[Task goal] Copy out the listing below line for line, changing nothing.

— BEGIN Records provided —

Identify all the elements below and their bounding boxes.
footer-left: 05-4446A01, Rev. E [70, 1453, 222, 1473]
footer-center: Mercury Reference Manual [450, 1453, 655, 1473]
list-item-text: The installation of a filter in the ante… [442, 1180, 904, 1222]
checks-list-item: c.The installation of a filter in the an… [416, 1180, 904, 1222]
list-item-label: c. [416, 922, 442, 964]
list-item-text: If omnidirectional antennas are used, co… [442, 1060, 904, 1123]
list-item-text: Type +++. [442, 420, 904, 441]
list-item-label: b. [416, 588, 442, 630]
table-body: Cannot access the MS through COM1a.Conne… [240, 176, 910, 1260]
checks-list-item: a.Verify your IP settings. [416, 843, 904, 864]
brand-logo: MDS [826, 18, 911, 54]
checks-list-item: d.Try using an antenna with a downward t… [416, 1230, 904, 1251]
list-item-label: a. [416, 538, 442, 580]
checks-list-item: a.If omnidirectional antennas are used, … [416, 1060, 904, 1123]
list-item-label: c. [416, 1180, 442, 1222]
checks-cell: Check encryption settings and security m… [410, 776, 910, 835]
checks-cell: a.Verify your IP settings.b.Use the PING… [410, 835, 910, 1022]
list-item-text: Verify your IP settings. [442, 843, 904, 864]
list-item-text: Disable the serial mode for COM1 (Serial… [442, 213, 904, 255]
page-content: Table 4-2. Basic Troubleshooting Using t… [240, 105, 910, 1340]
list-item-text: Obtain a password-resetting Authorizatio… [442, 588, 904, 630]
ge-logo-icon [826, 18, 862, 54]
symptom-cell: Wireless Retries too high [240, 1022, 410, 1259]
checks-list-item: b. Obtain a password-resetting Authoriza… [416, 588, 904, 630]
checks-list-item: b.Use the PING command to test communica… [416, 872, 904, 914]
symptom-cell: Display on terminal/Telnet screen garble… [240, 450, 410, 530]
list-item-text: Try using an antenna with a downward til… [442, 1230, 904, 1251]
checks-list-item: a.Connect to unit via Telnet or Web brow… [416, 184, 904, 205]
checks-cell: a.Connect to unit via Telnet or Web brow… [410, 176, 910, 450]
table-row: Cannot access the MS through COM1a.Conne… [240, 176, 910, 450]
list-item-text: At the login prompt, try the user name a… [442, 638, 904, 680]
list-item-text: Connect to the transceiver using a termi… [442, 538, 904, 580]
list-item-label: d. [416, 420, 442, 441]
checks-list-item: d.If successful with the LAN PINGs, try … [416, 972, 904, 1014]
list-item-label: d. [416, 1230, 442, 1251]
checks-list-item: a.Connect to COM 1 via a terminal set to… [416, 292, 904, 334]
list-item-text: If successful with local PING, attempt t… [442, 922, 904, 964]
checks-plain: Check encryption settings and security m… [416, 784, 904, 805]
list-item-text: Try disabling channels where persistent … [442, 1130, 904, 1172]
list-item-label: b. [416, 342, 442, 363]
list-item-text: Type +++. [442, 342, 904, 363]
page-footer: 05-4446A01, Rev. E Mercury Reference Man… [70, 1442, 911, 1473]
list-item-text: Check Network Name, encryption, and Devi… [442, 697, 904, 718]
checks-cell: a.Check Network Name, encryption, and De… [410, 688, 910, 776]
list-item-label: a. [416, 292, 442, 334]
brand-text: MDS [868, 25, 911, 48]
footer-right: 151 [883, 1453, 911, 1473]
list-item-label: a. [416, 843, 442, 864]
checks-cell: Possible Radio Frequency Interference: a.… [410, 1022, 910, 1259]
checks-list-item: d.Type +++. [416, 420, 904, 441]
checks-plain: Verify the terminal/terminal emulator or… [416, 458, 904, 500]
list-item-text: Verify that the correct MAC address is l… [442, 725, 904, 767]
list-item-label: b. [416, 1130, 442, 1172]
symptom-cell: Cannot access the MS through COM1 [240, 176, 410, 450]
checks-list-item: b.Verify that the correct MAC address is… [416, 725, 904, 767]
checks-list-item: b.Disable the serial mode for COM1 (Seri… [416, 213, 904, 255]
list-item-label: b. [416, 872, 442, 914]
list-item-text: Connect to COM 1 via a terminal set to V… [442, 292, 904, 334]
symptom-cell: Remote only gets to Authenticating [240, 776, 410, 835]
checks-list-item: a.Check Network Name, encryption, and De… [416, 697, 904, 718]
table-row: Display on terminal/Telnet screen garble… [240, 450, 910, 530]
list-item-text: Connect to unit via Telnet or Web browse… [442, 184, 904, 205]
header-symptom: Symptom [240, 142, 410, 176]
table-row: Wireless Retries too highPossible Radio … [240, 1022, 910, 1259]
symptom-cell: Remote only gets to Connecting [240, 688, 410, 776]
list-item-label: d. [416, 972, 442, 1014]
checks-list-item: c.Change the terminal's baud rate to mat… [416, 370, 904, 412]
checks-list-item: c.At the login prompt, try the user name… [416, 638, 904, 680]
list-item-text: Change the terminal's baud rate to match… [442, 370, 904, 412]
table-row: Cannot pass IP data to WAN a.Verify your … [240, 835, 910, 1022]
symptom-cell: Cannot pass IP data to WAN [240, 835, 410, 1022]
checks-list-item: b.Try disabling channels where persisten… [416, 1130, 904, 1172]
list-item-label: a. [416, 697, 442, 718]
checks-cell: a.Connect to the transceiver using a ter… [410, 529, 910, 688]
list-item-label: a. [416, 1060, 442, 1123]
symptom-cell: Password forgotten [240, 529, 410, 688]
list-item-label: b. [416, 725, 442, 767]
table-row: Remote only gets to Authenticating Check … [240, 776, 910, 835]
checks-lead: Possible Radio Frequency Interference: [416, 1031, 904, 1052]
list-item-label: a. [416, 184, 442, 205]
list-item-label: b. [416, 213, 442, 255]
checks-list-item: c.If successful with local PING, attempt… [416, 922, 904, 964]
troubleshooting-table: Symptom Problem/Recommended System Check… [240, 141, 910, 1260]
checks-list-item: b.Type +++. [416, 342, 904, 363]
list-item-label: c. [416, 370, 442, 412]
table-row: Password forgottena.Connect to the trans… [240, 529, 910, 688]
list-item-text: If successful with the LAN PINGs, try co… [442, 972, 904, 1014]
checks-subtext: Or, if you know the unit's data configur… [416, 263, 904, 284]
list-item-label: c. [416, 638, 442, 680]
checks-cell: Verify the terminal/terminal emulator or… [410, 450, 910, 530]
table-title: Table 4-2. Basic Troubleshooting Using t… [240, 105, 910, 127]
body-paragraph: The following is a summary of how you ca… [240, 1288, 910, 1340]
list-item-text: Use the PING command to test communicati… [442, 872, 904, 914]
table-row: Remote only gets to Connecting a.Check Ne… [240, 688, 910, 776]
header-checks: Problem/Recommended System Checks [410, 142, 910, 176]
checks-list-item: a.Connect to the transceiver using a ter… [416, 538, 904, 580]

— END Records provided —

[Response to this exercise]
Identify all the elements below and their bounding boxes.
footer-left: 05-4446A01, Rev. E [70, 1453, 222, 1473]
footer-center: Mercury Reference Manual [450, 1453, 655, 1473]
list-item-text: The installation of a filter in the ante… [442, 1180, 904, 1222]
checks-list-item: c.The installation of a filter in the an… [416, 1180, 904, 1222]
list-item-label: c. [416, 922, 442, 964]
list-item-text: If omnidirectional antennas are used, co… [442, 1060, 904, 1123]
list-item-text: Type +++. [442, 420, 904, 441]
list-item-label: b. [416, 588, 442, 630]
table-body: Cannot access the MS through COM1a.Conne… [240, 176, 910, 1260]
checks-list-item: a.Verify your IP settings. [416, 843, 904, 864]
brand-logo: MDS [826, 18, 911, 54]
checks-list-item: d.Try using an antenna with a downward t… [416, 1230, 904, 1251]
list-item-label: a. [416, 538, 442, 580]
checks-list-item: a.If omnidirectional antennas are used, … [416, 1060, 904, 1123]
list-item-label: c. [416, 1180, 442, 1222]
checks-cell: Check encryption settings and security m… [410, 776, 910, 835]
checks-cell: a.Verify your IP settings.b.Use the PING… [410, 835, 910, 1022]
list-item-text: Verify your IP settings. [442, 843, 904, 864]
list-item-text: Disable the serial mode for COM1 (Serial… [442, 213, 904, 255]
page-content: Table 4-2. Basic Troubleshooting Using t… [240, 105, 910, 1340]
list-item-text: Obtain a password-resetting Authorizatio… [442, 588, 904, 630]
ge-logo-icon [826, 18, 862, 54]
symptom-cell: Wireless Retries too high [240, 1022, 410, 1259]
checks-list-item: b. Obtain a password-resetting Authoriza… [416, 588, 904, 630]
checks-list-item: b.Use the PING command to test communica… [416, 872, 904, 914]
symptom-cell: Display on terminal/Telnet screen garble… [240, 450, 410, 530]
list-item-text: Try using an antenna with a downward til… [442, 1230, 904, 1251]
checks-list-item: a.Connect to unit via Telnet or Web brow… [416, 184, 904, 205]
checks-cell: a.Connect to unit via Telnet or Web brow… [410, 176, 910, 450]
table-row: Cannot access the MS through COM1a.Conne… [240, 176, 910, 450]
list-item-text: At the login prompt, try the user name a… [442, 638, 904, 680]
list-item-text: Connect to the transceiver using a termi… [442, 538, 904, 580]
list-item-label: d. [416, 420, 442, 441]
checks-list-item: d.If successful with the LAN PINGs, try … [416, 972, 904, 1014]
list-item-label: d. [416, 1230, 442, 1251]
checks-list-item: a.Connect to COM 1 via a terminal set to… [416, 292, 904, 334]
list-item-text: If successful with local PING, attempt t… [442, 922, 904, 964]
checks-plain: Check encryption settings and security m… [416, 784, 904, 805]
list-item-text: Try disabling channels where persistent … [442, 1130, 904, 1172]
list-item-label: b. [416, 342, 442, 363]
list-item-text: Type +++. [442, 342, 904, 363]
page-footer: 05-4446A01, Rev. E Mercury Reference Man… [70, 1442, 911, 1473]
list-item-text: Check Network Name, encryption, and Devi… [442, 697, 904, 718]
checks-cell: a.Check Network Name, encryption, and De… [410, 688, 910, 776]
list-item-label: a. [416, 292, 442, 334]
brand-text: MDS [868, 25, 911, 48]
footer-right: 151 [883, 1453, 911, 1473]
list-item-label: a. [416, 843, 442, 864]
checks-cell: Possible Radio Frequency Interference: a.… [410, 1022, 910, 1259]
checks-list-item: d.Type +++. [416, 420, 904, 441]
checks-plain: Verify the terminal/terminal emulator or… [416, 458, 904, 500]
list-item-text: Verify that the correct MAC address is l… [442, 725, 904, 767]
list-item-label: b. [416, 1130, 442, 1172]
symptom-cell: Cannot access the MS through COM1 [240, 176, 410, 450]
checks-list-item: b.Verify that the correct MAC address is… [416, 725, 904, 767]
checks-list-item: b.Disable the serial mode for COM1 (Seri… [416, 213, 904, 255]
list-item-label: b. [416, 872, 442, 914]
list-item-text: Connect to COM 1 via a terminal set to V… [442, 292, 904, 334]
symptom-cell: Remote only gets to Authenticating [240, 776, 410, 835]
checks-list-item: a.Check Network Name, encryption, and De… [416, 697, 904, 718]
table-row: Display on terminal/Telnet screen garble… [240, 450, 910, 530]
list-item-text: Connect to unit via Telnet or Web browse… [442, 184, 904, 205]
header-symptom: Symptom [240, 142, 410, 176]
table-row: Wireless Retries too highPossible Radio … [240, 1022, 910, 1259]
symptom-cell: Remote only gets to Connecting [240, 688, 410, 776]
list-item-label: d. [416, 972, 442, 1014]
checks-list-item: c.Change the terminal's baud rate to mat… [416, 370, 904, 412]
checks-list-item: c.At the login prompt, try the user name… [416, 638, 904, 680]
list-item-text: Change the terminal's baud rate to match… [442, 370, 904, 412]
table-row: Cannot pass IP data to WAN a.Verify your … [240, 835, 910, 1022]
symptom-cell: Cannot pass IP data to WAN [240, 835, 410, 1022]
checks-list-item: b.Try disabling channels where persisten… [416, 1130, 904, 1172]
list-item-label: a. [416, 697, 442, 718]
checks-cell: a.Connect to the transceiver using a ter… [410, 529, 910, 688]
list-item-label: a. [416, 1060, 442, 1123]
symptom-cell: Password forgotten [240, 529, 410, 688]
list-item-label: b. [416, 725, 442, 767]
table-row: Remote only gets to Authenticating Check … [240, 776, 910, 835]
checks-lead: Possible Radio Frequency Interference: [416, 1031, 904, 1052]
list-item-label: a. [416, 184, 442, 205]
list-item-label: b. [416, 213, 442, 255]
checks-list-item: c.If successful with local PING, attempt… [416, 922, 904, 964]
troubleshooting-table: Symptom Problem/Recommended System Check… [240, 141, 910, 1260]
checks-list-item: b.Type +++. [416, 342, 904, 363]
list-item-label: c. [416, 370, 442, 412]
table-row: Password forgottena.Connect to the trans… [240, 529, 910, 688]
list-item-text: If successful with the LAN PINGs, try co… [442, 972, 904, 1014]
checks-subtext: Or, if you know the unit's data configur… [416, 263, 904, 284]
list-item-label: c. [416, 638, 442, 680]
checks-cell: Verify the terminal/terminal emulator or… [410, 450, 910, 530]
table-title: Table 4-2. Basic Troubleshooting Using t… [240, 105, 910, 127]
body-paragraph: The following is a summary of how you ca… [240, 1288, 910, 1340]
list-item-text: Use the PING command to test communicati… [442, 872, 904, 914]
table-row: Remote only gets to Connecting a.Check Ne… [240, 688, 910, 776]
header-checks: Problem/Recommended System Checks [410, 142, 910, 176]
checks-list-item: a.Connect to the transceiver using a ter… [416, 538, 904, 580]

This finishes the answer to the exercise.